Pour plus d'alchimie dans nos interactions pros, utilisons nos neurones miroirs

08. 2. 2021

5 min.

Pour plus d'alchimie dans nos interactions pros, utilisons nos neurones miroirs
autor
Pauline Allione

Journaliste independante.

Un entretien avec son N+1, ça passe toujours mieux avec un bon feeling. Ça tombe bien, parce qu’être sur la même longueur d’onde, littéralement, c’est possible. Les scientifiques appellent ça les neurones miroirs : en regardant une personne exécuter une action, notre cerveau l’imiterait, de manière inconsciente. Et si l’on réduit souvent la technique au simple fait d’imiter son interlocuteur pour faire bonne impression, la marche à suivre est évidemment plus compliquée, mais aussi plus subtile. Erwan Devèze, consultant en neuroleadership et neuromanagement et auteur de “24h dans votre cerveau”, nous explique comment utiliser cette faculté pour fluidifier nos interactions pro : entretien d’embauche, point annuel, demande d’augmentation… Ou l’art subtil de se brancher sur la même fréquence que son boss, collaborateur ou employé.

★ ★ ★ ★

Recopiez fidèlement le passage de l'article sur les neurones miroirs qui commence par « Un entretien avec » et se poursuit jusqu'à « collaborateur ou employé. ».

Données sources

★ ★ ★ ★

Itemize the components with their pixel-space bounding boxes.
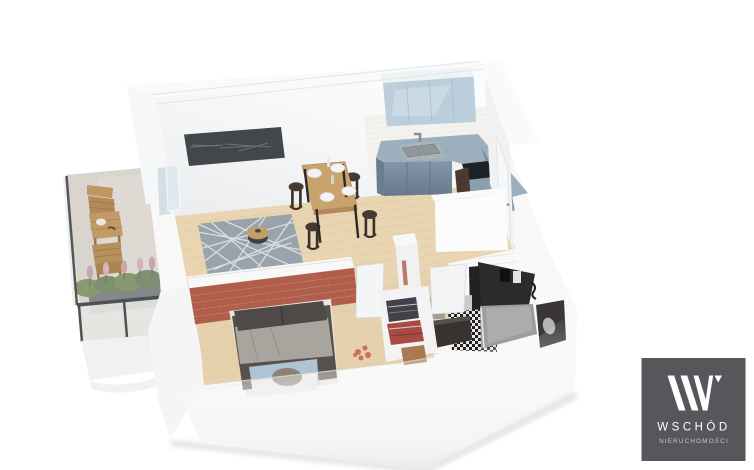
svg-text:WSCHÓD: WSCHÓD — [657, 421, 730, 434]
svg-text:NIERUCHOMOŚCI: NIERUCHOMOŚCI — [659, 436, 729, 445]
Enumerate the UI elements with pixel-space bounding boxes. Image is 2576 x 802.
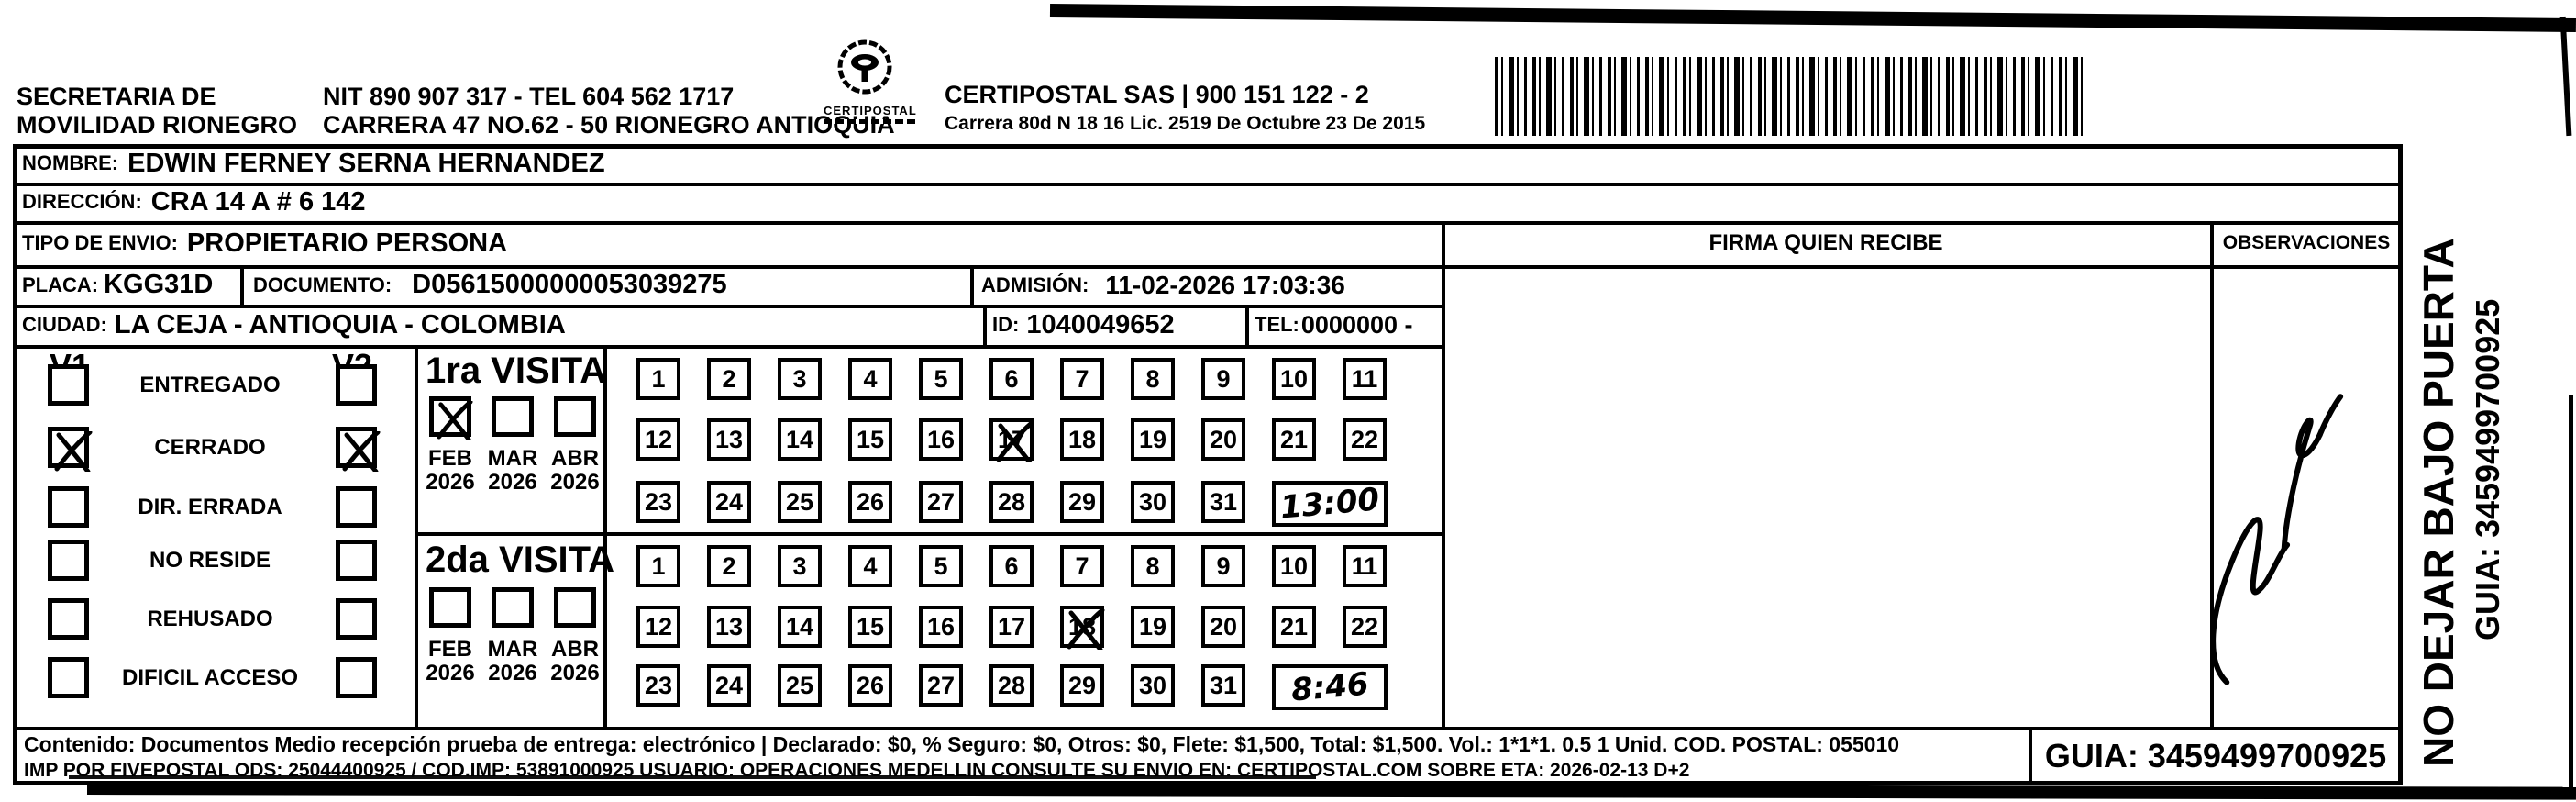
v1-checkbox-no-reside: [48, 540, 89, 581]
visit2-month-checkbox-feb: [429, 587, 471, 628]
visit1-day-15: 15: [848, 418, 892, 461]
guia-cell: GUIA: 3459499700925: [2029, 727, 2403, 785]
direccion-value: CRA 14 A # 6 142: [151, 187, 366, 217]
visit1-day-13: 13: [707, 418, 751, 461]
visit2-day-31: 31: [1201, 664, 1245, 707]
visit2-day-17: 17: [989, 606, 1034, 648]
footer-line2: IMP POR FIVEPOSTAL ODS: 25044400925 / CO…: [24, 760, 2014, 782]
v1-checkbox-dificil-acceso: [48, 657, 89, 698]
side-note: NO DEJAR BAJO PUERTA GUIA: 3459499700925: [2412, 162, 2511, 767]
side-note-no-dejar: NO DEJAR BAJO PUERTA: [2412, 162, 2465, 767]
visit2-month-checkbox-abr: [554, 587, 596, 628]
placa-cell: PLACA: KGG31D: [22, 265, 213, 305]
placa-value: KGG31D: [104, 270, 213, 300]
ciudad-cell: CIUDAD: LA CEJA - ANTIOQUIA - COLOMBIA: [22, 305, 566, 345]
visit1-day-11: 11: [1343, 358, 1387, 400]
visit1-time-handwriting: 13:00: [1278, 481, 1380, 526]
sender-name-line1: SECRETARIA DE: [17, 83, 297, 111]
scan-artifact-top-right-hook: [2560, 17, 2572, 136]
visit2-month-year: 2026: [481, 661, 545, 686]
visit1-time-box: 13:00: [1272, 481, 1388, 527]
visit2-day-16: 16: [919, 606, 963, 648]
visit1-day-30: 30: [1131, 481, 1175, 523]
visit2-month-year: 2026: [543, 661, 607, 686]
visit1-month-label: MAR: [481, 446, 545, 472]
direccion-label: DIRECCIÓN:: [22, 190, 142, 214]
visit2-day-19: 19: [1131, 606, 1175, 648]
visit2-day-28: 28: [989, 664, 1034, 707]
visit1-day-10: 10: [1272, 358, 1316, 400]
carrier-info: CERTIPOSTAL SAS | 900 151 122 - 2 Carrer…: [945, 81, 1425, 135]
scan-artifact-right-edge: [2569, 395, 2573, 789]
visit2-time-handwriting: 8:46: [1289, 665, 1370, 708]
status-label: DIR. ERRADA: [95, 495, 325, 520]
visit2-title: 2da VISITA: [426, 540, 614, 581]
footer-terms: Contenido: Documentos Medio recepción pr…: [24, 732, 2014, 782]
v1-checkbox-entregado: [48, 364, 89, 406]
visit1-day-20: 20: [1201, 418, 1245, 461]
visit1-day-22: 22: [1343, 418, 1387, 461]
carrier-name-nit: CERTIPOSTAL SAS | 900 151 122 - 2: [945, 81, 1425, 109]
status-label: DIFICIL ACCESO: [95, 665, 325, 691]
visit1-day-25: 25: [778, 481, 822, 523]
nombre-label: NOMBRE:: [22, 151, 118, 175]
direccion-row: DIRECCIÓN: CRA 14 A # 6 142: [22, 183, 366, 221]
visit2-day-13: 13: [707, 606, 751, 648]
visit1-day-x-mark: [993, 422, 1035, 462]
visit2-day-1: 1: [636, 545, 680, 587]
tel-cell: TEL: 0000000 -: [1255, 305, 1413, 345]
ciudad-label: CIUDAD:: [22, 313, 107, 337]
visit2-day-10: 10: [1272, 545, 1316, 587]
signature-handwriting: [2150, 363, 2394, 700]
ciudad-value: LA CEJA - ANTIOQUIA - COLOMBIA: [115, 310, 566, 340]
v2-checkbox-dir-errada: [336, 486, 377, 528]
visit1-month-label: FEB: [418, 446, 482, 472]
visit2-day-8: 8: [1131, 545, 1175, 587]
visit2-time-box: 8:46: [1272, 664, 1388, 710]
visit2-day-20: 20: [1201, 606, 1245, 648]
documento-cell: DOCUMENTO: D05615000000053039275: [253, 265, 727, 305]
visit2-day-15: 15: [848, 606, 892, 648]
v2-checkbox-rehusado: [336, 598, 377, 640]
visit1-day-1: 1: [636, 358, 680, 400]
visit2-month-checkbox-mar: [492, 587, 534, 628]
status-checkbox-panel: V1 V2 ENTREGADOCERRADODIR. ERRADANO RESI…: [13, 345, 415, 727]
visit1-day-12: 12: [636, 418, 680, 461]
nombre-value: EDWIN FERNEY SERNA HERNANDEZ: [127, 149, 604, 179]
firma-header-text: FIRMA QUIEN RECIBE: [1708, 230, 1942, 256]
tel-label: TEL:: [1255, 313, 1299, 337]
status-label: CERRADO: [95, 435, 325, 461]
visit1-day-29: 29: [1060, 481, 1104, 523]
tel-value: 0000000 -: [1301, 311, 1413, 340]
id-value: 1040049652: [1026, 310, 1174, 340]
visit1-day-16: 16: [919, 418, 963, 461]
status-label: ENTREGADO: [95, 373, 325, 398]
v2-checkbox-entregado: [336, 364, 377, 406]
visit2-month-label: MAR: [481, 637, 545, 663]
status-label: NO RESIDE: [95, 548, 325, 574]
sender-contact: NIT 890 907 317 - TEL 604 562 1717 CARRE…: [323, 83, 895, 139]
placa-label: PLACA:: [22, 273, 98, 297]
visit2-day-6: 6: [989, 545, 1034, 587]
visit2-day-24: 24: [707, 664, 751, 707]
side-note-guia: GUIA: 3459499700925: [2465, 162, 2511, 767]
visit1-month-checkbox-mar: [492, 396, 534, 437]
visit2-month-label: ABR: [543, 637, 607, 663]
admision-value: 11-02-2026 17:03:36: [1105, 271, 1345, 300]
visit2-day-9: 9: [1201, 545, 1245, 587]
visit1-month-year: 2026: [481, 470, 545, 496]
visit2-day-26: 26: [848, 664, 892, 707]
visit1-day-31: 31: [1201, 481, 1245, 523]
sender-name-line2: MOVILIDAD RIONEGRO: [17, 111, 297, 139]
visit1-month-year: 2026: [543, 470, 607, 496]
sender-name: SECRETARIA DE MOVILIDAD RIONEGRO: [17, 83, 297, 139]
visit1-day-7: 7: [1060, 358, 1104, 400]
v1-checkbox-rehusado: [48, 598, 89, 640]
nombre-row: NOMBRE: EDWIN FERNEY SERNA HERNANDEZ: [22, 144, 605, 183]
status-label: REHUSADO: [95, 607, 325, 632]
visit2-day-x-mark: [1064, 609, 1106, 650]
id-cell: ID: 1040049652: [992, 305, 1175, 345]
visit2-day-7: 7: [1060, 545, 1104, 587]
visit1-day-27: 27: [919, 481, 963, 523]
visit2-day-23: 23: [636, 664, 680, 707]
tipo-envio-label: TIPO DE ENVIO:: [22, 231, 178, 255]
footer-line1: Contenido: Documentos Medio recepción pr…: [24, 732, 2014, 757]
visit2-month-label: FEB: [418, 637, 482, 663]
v2-checkbox-no-reside: [336, 540, 377, 581]
admision-cell: ADMISIÓN: 11-02-2026 17:03:36: [981, 265, 1345, 305]
carrier-address-lic: Carrera 80d N 18 16 Lic. 2519 De Octubre…: [945, 113, 1425, 135]
sender-nit-tel: NIT 890 907 317 - TEL 604 562 1717: [323, 83, 895, 111]
visit1-day-14: 14: [778, 418, 822, 461]
tipo-envio-value: PROPIETARIO PERSONA: [187, 228, 507, 259]
visit2-day-21: 21: [1272, 606, 1316, 648]
visit1-day-24: 24: [707, 481, 751, 523]
visit1-month-year: 2026: [418, 470, 482, 496]
visit1-day-6: 6: [989, 358, 1034, 400]
visit2-day-25: 25: [778, 664, 822, 707]
documento-label: DOCUMENTO:: [253, 273, 392, 297]
visit1-day-28: 28: [989, 481, 1034, 523]
tipo-envio-row: TIPO DE ENVIO: PROPIETARIO PERSONA: [22, 221, 507, 265]
certipostal-logo-icon: [824, 37, 906, 101]
observaciones-header-text: OBSERVACIONES: [2223, 232, 2390, 254]
visit1-day-8: 8: [1131, 358, 1175, 400]
visit2-day-3: 3: [778, 545, 822, 587]
certipostal-logo-tagline: [824, 119, 915, 124]
id-label: ID:: [992, 313, 1019, 337]
admision-label: ADMISIÓN:: [981, 273, 1089, 297]
scan-artifact-top-bar: [1050, 4, 2576, 32]
v1-checkbox-cerrado: [48, 427, 89, 468]
month-check-x-mark: [434, 401, 474, 440]
firma-header-cell: FIRMA QUIEN RECIBE: [1442, 221, 2210, 265]
visit1-title: 1ra VISITA: [426, 351, 606, 392]
visit2-day-22: 22: [1343, 606, 1387, 648]
visit1-day-3: 3: [778, 358, 822, 400]
visit1-month-checkbox-abr: [554, 396, 596, 437]
visit2-day-5: 5: [919, 545, 963, 587]
visit1-day-23: 23: [636, 481, 680, 523]
visit1-day-17: 17: [989, 418, 1034, 461]
visit2-day-18: 18: [1060, 606, 1104, 648]
v2-checkbox-dificil-acceso: [336, 657, 377, 698]
documento-value: D05615000000053039275: [412, 270, 727, 300]
delivery-form-scan: SECRETARIA DE MOVILIDAD RIONEGRO NIT 890…: [0, 0, 2576, 802]
sender-address: CARRERA 47 NO.62 - 50 RIONEGRO ANTIOQUIA: [323, 111, 895, 139]
observaciones-header-cell: OBSERVACIONES: [2210, 221, 2403, 265]
visit1-day-21: 21: [1272, 418, 1316, 461]
visit2-day-14: 14: [778, 606, 822, 648]
visit1-day-4: 4: [848, 358, 892, 400]
v1-checkbox-dir-errada: [48, 486, 89, 528]
v2-checkbox-cerrado: [336, 427, 377, 468]
visit1-day-26: 26: [848, 481, 892, 523]
visit2-day-4: 4: [848, 545, 892, 587]
tracking-barcode: [1495, 57, 2086, 136]
visit1-month-checkbox-feb: [429, 396, 471, 437]
visit2-day-11: 11: [1343, 545, 1387, 587]
visit2-day-30: 30: [1131, 664, 1175, 707]
visit2-day-29: 29: [1060, 664, 1104, 707]
visit1-day-19: 19: [1131, 418, 1175, 461]
certipostal-logo: CERTIPOSTAL: [824, 37, 924, 128]
visit2-day-27: 27: [919, 664, 963, 707]
v1-check-x-mark: [52, 431, 93, 472]
visit1-day-5: 5: [919, 358, 963, 400]
visit2-month-year: 2026: [418, 661, 482, 686]
guia-number: GUIA: 3459499700925: [2045, 737, 2386, 775]
certipostal-logo-text: CERTIPOSTAL: [824, 104, 924, 117]
visit2-day-12: 12: [636, 606, 680, 648]
visit1-day-18: 18: [1060, 418, 1104, 461]
v2-check-x-mark: [340, 431, 381, 472]
visit1-month-label: ABR: [543, 446, 607, 472]
visit1-day-9: 9: [1201, 358, 1245, 400]
visit1-day-2: 2: [707, 358, 751, 400]
visit2-day-2: 2: [707, 545, 751, 587]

★ ★ ★ ★

Corrigé:
Un entretien avec son N+1, ça passe toujours mieux avec un bon feeling. Ça tombe bien, parce qu’être sur la même longueur d’onde, littéralement, c’est possible. Les scientifiques appellent ça les neurones miroirs : en regardant une personne exécuter une action, notre cerveau l’imiterait, de manière inconsciente. Et si l’on réduit souvent la technique au simple fait d’imiter son interlocuteur pour faire bonne impression, la marche à suivre est évidemment plus compliquée, mais aussi plus subtile. Erwan Devèze, consultant en neuroleadership et neuromanagement et auteur de “24h dans votre cerveau”, nous explique comment utiliser cette faculté pour fluidifier nos interactions pro : entretien d’embauche, point annuel, demande d’augmentation… Ou l’art subtil de se brancher sur la même fréquence que son boss, collaborateur ou employé.